* _Brief_: Every line must be returned precisely as it is written.

* _Exercise input_:

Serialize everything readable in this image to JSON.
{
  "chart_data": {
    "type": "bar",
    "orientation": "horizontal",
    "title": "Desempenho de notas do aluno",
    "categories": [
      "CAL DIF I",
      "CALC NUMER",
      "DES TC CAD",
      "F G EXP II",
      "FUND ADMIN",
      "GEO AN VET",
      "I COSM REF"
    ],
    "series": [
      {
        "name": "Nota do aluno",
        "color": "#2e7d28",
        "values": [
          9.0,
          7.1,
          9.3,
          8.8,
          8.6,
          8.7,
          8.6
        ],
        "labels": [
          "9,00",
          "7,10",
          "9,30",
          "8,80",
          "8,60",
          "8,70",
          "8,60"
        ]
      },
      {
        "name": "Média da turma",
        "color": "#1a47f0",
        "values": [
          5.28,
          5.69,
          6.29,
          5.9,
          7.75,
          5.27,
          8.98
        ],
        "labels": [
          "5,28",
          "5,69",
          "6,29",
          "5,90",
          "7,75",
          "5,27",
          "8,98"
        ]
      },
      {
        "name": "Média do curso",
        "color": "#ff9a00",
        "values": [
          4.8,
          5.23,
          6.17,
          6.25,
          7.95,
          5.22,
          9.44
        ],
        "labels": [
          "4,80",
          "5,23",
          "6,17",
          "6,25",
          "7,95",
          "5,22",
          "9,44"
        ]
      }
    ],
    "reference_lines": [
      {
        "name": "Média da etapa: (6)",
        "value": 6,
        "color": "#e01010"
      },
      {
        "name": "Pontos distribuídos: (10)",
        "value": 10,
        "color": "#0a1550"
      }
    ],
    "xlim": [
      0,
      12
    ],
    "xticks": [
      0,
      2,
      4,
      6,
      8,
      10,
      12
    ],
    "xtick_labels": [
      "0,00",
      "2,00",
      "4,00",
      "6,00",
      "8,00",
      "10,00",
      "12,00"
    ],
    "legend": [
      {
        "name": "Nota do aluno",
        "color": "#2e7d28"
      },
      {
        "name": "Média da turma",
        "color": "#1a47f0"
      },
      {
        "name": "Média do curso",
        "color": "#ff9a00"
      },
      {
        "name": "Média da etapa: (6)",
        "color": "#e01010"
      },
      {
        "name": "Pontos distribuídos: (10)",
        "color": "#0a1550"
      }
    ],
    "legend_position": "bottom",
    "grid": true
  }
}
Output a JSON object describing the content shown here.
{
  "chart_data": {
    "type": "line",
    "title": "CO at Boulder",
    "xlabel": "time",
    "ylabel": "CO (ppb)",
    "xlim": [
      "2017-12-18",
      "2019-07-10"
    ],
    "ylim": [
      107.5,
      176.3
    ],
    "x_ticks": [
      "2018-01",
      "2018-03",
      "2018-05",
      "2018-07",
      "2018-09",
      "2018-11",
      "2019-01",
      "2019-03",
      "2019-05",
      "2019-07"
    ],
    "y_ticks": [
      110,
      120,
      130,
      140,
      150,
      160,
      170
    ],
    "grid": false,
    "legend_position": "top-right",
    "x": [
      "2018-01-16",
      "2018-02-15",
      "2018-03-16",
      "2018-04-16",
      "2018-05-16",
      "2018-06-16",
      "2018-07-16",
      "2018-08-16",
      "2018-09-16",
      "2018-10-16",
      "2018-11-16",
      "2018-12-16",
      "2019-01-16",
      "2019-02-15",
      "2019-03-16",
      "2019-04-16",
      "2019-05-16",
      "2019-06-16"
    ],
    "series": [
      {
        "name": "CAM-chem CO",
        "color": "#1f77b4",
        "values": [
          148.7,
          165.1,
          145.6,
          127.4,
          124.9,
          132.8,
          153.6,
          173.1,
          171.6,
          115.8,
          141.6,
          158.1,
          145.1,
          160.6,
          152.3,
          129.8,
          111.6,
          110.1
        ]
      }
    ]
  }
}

* _Task output_:
Serialize everything readable in this image to JSON.
{
  "chart_data": {
    "type": "bar",
    "orientation": "horizontal",
    "title": "Desempenho de notas do aluno",
    "categories": [
      "CAL DIF I",
      "CALC NUMER",
      "DES TC CAD",
      "F G EXP II",
      "FUND ADMIN",
      "GEO AN VET",
      "I COSM REF"
    ],
    "series": [
      {
        "name": "Nota do aluno",
        "color": "#2e7d28",
        "values": [
          9.0,
          7.1,
          9.3,
          8.8,
          8.6,
          8.7,
          8.6
        ],
        "labels": [
          "9,00",
          "7,10",
          "9,30",
          "8,80",
          "8,60",
          "8,70",
          "8,60"
        ]
      },
      {
        "name": "Média da turma",
        "color": "#1a47f0",
        "values": [
          5.28,
          5.69,
          6.29,
          5.9,
          7.75,
          5.27,
          8.98
        ],
        "labels": [
          "5,28",
          "5,69",
          "6,29",
          "5,90",
          "7,75",
          "5,27",
          "8,98"
        ]
      },
      {
        "name": "Média do curso",
        "color": "#ff9a00",
        "values": [
          4.8,
          5.23,
          6.17,
          6.25,
          7.95,
          5.22,
          9.44
        ],
        "labels": [
          "4,80",
          "5,23",
          "6,17",
          "6,25",
          "7,95",
          "5,22",
          "9,44"
        ]
      }
    ],
    "reference_lines": [
      {
        "name": "Média da etapa: (6)",
        "value": 6,
        "color": "#e01010"
      },
      {
        "name": "Pontos distribuídos: (10)",
        "value": 10,
        "color": "#0a1550"
      }
    ],
    "xlim": [
      0,
      12
    ],
    "xticks": [
      0,
      2,
      4,
      6,
      8,
      10,
      12
    ],
    "xtick_labels": [
      "0,00",
      "2,00",
      "4,00",
      "6,00",
      "8,00",
      "10,00",
      "12,00"
    ],
    "legend": [
      {
        "name": "Nota do aluno",
        "color": "#2e7d28"
      },
      {
        "name": "Média da turma",
        "color": "#1a47f0"
      },
      {
        "name": "Média do curso",
        "color": "#ff9a00"
      },
      {
        "name": "Média da etapa: (6)",
        "color": "#e01010"
      },
      {
        "name": "Pontos distribuídos: (10)",
        "color": "#0a1550"
      }
    ],
    "legend_position": "bottom",
    "grid": true
  }
}
Output a JSON object describing the content shown here.
{
  "chart_data": {
    "type": "line",
    "title": "CO at Boulder",
    "xlabel": "time",
    "ylabel": "CO (ppb)",
    "xlim": [
      "2017-12-18",
      "2019-07-10"
    ],
    "ylim": [
      107.5,
      176.3
    ],
    "x_ticks": [
      "2018-01",
      "2018-03",
      "2018-05",
      "2018-07",
      "2018-09",
      "2018-11",
      "2019-01",
      "2019-03",
      "2019-05",
      "2019-07"
    ],
    "y_ticks": [
      110,
      120,
      130,
      140,
      150,
      160,
      170
    ],
    "grid": false,
    "legend_position": "top-right",
    "x": [
      "2018-01-16",
      "2018-02-15",
      "2018-03-16",
      "2018-04-16",
      "2018-05-16",
      "2018-06-16",
      "2018-07-16",
      "2018-08-16",
      "2018-09-16",
      "2018-10-16",
      "2018-11-16",
      "2018-12-16",
      "2019-01-16",
      "2019-02-15",
      "2019-03-16",
      "2019-04-16",
      "2019-05-16",
      "2019-06-16"
    ],
    "series": [
      {
        "name": "CAM-chem CO",
        "color": "#1f77b4",
        "values": [
          148.7,
          165.1,
          145.6,
          127.4,
          124.9,
          132.8,
          153.6,
          173.1,
          171.6,
          115.8,
          141.6,
          158.1,
          145.1,
          160.6,
          152.3,
          129.8,
          111.6,
          110.1
        ]
      }
    ]
  }
}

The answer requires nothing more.